§ **To do**:
Write down each entry again, exactly as it reads.

※ ※ ※

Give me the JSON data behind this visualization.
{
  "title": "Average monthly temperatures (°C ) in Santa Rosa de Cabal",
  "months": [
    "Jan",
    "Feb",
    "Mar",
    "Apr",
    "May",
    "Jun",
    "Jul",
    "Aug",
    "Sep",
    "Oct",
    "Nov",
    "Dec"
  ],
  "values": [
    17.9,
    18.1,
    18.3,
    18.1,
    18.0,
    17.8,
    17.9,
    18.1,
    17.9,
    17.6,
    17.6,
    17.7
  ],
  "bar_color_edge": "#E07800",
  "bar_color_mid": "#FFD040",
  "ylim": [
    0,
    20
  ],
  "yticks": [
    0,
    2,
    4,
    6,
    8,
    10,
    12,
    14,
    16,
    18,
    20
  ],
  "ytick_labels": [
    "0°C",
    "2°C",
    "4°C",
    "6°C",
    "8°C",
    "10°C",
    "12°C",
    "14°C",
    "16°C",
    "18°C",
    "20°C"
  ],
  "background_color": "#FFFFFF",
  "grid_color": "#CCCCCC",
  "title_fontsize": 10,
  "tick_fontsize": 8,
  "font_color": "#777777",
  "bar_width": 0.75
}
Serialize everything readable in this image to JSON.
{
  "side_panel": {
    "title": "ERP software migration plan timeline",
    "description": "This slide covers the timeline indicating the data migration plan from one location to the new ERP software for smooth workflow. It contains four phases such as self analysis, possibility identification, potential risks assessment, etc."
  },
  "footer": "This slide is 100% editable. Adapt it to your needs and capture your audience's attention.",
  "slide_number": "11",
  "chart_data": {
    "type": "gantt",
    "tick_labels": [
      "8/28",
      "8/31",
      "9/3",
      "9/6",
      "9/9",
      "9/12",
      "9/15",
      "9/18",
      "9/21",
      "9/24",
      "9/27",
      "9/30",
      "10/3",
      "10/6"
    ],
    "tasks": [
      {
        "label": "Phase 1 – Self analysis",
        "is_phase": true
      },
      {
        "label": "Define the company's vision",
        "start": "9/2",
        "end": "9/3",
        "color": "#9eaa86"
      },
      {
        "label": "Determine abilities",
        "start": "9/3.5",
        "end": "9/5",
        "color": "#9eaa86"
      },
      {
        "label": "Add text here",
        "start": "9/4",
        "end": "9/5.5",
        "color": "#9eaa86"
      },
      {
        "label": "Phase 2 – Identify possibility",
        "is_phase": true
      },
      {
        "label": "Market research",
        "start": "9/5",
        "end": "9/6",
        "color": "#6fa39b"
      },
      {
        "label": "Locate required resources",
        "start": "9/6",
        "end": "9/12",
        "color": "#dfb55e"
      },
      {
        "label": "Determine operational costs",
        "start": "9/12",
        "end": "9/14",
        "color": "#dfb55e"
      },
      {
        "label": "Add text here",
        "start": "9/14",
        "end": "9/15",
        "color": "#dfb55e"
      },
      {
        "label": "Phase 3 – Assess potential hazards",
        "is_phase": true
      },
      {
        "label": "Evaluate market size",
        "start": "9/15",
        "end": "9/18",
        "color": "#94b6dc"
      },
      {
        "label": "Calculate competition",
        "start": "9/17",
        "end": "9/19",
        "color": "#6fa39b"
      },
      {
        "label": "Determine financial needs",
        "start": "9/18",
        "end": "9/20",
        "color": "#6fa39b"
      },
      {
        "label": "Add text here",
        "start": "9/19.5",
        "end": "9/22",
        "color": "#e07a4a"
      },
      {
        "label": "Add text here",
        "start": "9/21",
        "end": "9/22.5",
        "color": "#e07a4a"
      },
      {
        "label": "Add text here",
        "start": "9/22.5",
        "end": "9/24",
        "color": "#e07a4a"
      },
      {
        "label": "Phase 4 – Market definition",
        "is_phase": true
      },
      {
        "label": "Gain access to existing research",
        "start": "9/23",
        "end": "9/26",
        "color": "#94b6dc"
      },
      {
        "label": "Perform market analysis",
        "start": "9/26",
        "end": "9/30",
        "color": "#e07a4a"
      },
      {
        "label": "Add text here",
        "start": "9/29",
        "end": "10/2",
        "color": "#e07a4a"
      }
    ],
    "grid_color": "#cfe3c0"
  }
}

※ ※ ※

§ **Expected answer**:
Give me the JSON data behind this visualization.
{
  "title": "Average monthly temperatures (°C ) in Santa Rosa de Cabal",
  "months": [
    "Jan",
    "Feb",
    "Mar",
    "Apr",
    "May",
    "Jun",
    "Jul",
    "Aug",
    "Sep",
    "Oct",
    "Nov",
    "Dec"
  ],
  "values": [
    17.9,
    18.1,
    18.3,
    18.1,
    18.0,
    17.8,
    17.9,
    18.1,
    17.9,
    17.6,
    17.6,
    17.7
  ],
  "bar_color_edge": "#E07800",
  "bar_color_mid": "#FFD040",
  "ylim": [
    0,
    20
  ],
  "yticks": [
    0,
    2,
    4,
    6,
    8,
    10,
    12,
    14,
    16,
    18,
    20
  ],
  "ytick_labels": [
    "0°C",
    "2°C",
    "4°C",
    "6°C",
    "8°C",
    "10°C",
    "12°C",
    "14°C",
    "16°C",
    "18°C",
    "20°C"
  ],
  "background_color": "#FFFFFF",
  "grid_color": "#CCCCCC",
  "title_fontsize": 10,
  "tick_fontsize": 8,
  "font_color": "#777777",
  "bar_width": 0.75
}
Serialize everything readable in this image to JSON.
{
  "side_panel": {
    "title": "ERP software migration plan timeline",
    "description": "This slide covers the timeline indicating the data migration plan from one location to the new ERP software for smooth workflow. It contains four phases such as self analysis, possibility identification, potential risks assessment, etc."
  },
  "footer": "This slide is 100% editable. Adapt it to your needs and capture your audience's attention.",
  "slide_number": "11",
  "chart_data": {
    "type": "gantt",
    "tick_labels": [
      "8/28",
      "8/31",
      "9/3",
      "9/6",
      "9/9",
      "9/12",
      "9/15",
      "9/18",
      "9/21",
      "9/24",
      "9/27",
      "9/30",
      "10/3",
      "10/6"
    ],
    "tasks": [
      {
        "label": "Phase 1 – Self analysis",
        "is_phase": true
      },
      {
        "label": "Define the company's vision",
        "start": "9/2",
        "end": "9/3",
        "color": "#9eaa86"
      },
      {
        "label": "Determine abilities",
        "start": "9/3.5",
        "end": "9/5",
        "color": "#9eaa86"
      },
      {
        "label": "Add text here",
        "start": "9/4",
        "end": "9/5.5",
        "color": "#9eaa86"
      },
      {
        "label": "Phase 2 – Identify possibility",
        "is_phase": true
      },
      {
        "label": "Market research",
        "start": "9/5",
        "end": "9/6",
        "color": "#6fa39b"
      },
      {
        "label": "Locate required resources",
        "start": "9/6",
        "end": "9/12",
        "color": "#dfb55e"
      },
      {
        "label": "Determine operational costs",
        "start": "9/12",
        "end": "9/14",
        "color": "#dfb55e"
      },
      {
        "label": "Add text here",
        "start": "9/14",
        "end": "9/15",
        "color": "#dfb55e"
      },
      {
        "label": "Phase 3 – Assess potential hazards",
        "is_phase": true
      },
      {
        "label": "Evaluate market size",
        "start": "9/15",
        "end": "9/18",
        "color": "#94b6dc"
      },
      {
        "label": "Calculate competition",
        "start": "9/17",
        "end": "9/19",
        "color": "#6fa39b"
      },
      {
        "label": "Determine financial needs",
        "start": "9/18",
        "end": "9/20",
        "color": "#6fa39b"
      },
      {
        "label": "Add text here",
        "start": "9/19.5",
        "end": "9/22",
        "color": "#e07a4a"
      },
      {
        "label": "Add text here",
        "start": "9/21",
        "end": "9/22.5",
        "color": "#e07a4a"
      },
      {
        "label": "Add text here",
        "start": "9/22.5",
        "end": "9/24",
        "color": "#e07a4a"
      },
      {
        "label": "Phase 4 – Market definition",
        "is_phase": true
      },
      {
        "label": "Gain access to existing research",
        "start": "9/23",
        "end": "9/26",
        "color": "#94b6dc"
      },
      {
        "label": "Perform market analysis",
        "start": "9/26",
        "end": "9/30",
        "color": "#e07a4a"
      },
      {
        "label": "Add text here",
        "start": "9/29",
        "end": "10/2",
        "color": "#e07a4a"
      }
    ],
    "grid_color": "#cfe3c0"
  }
}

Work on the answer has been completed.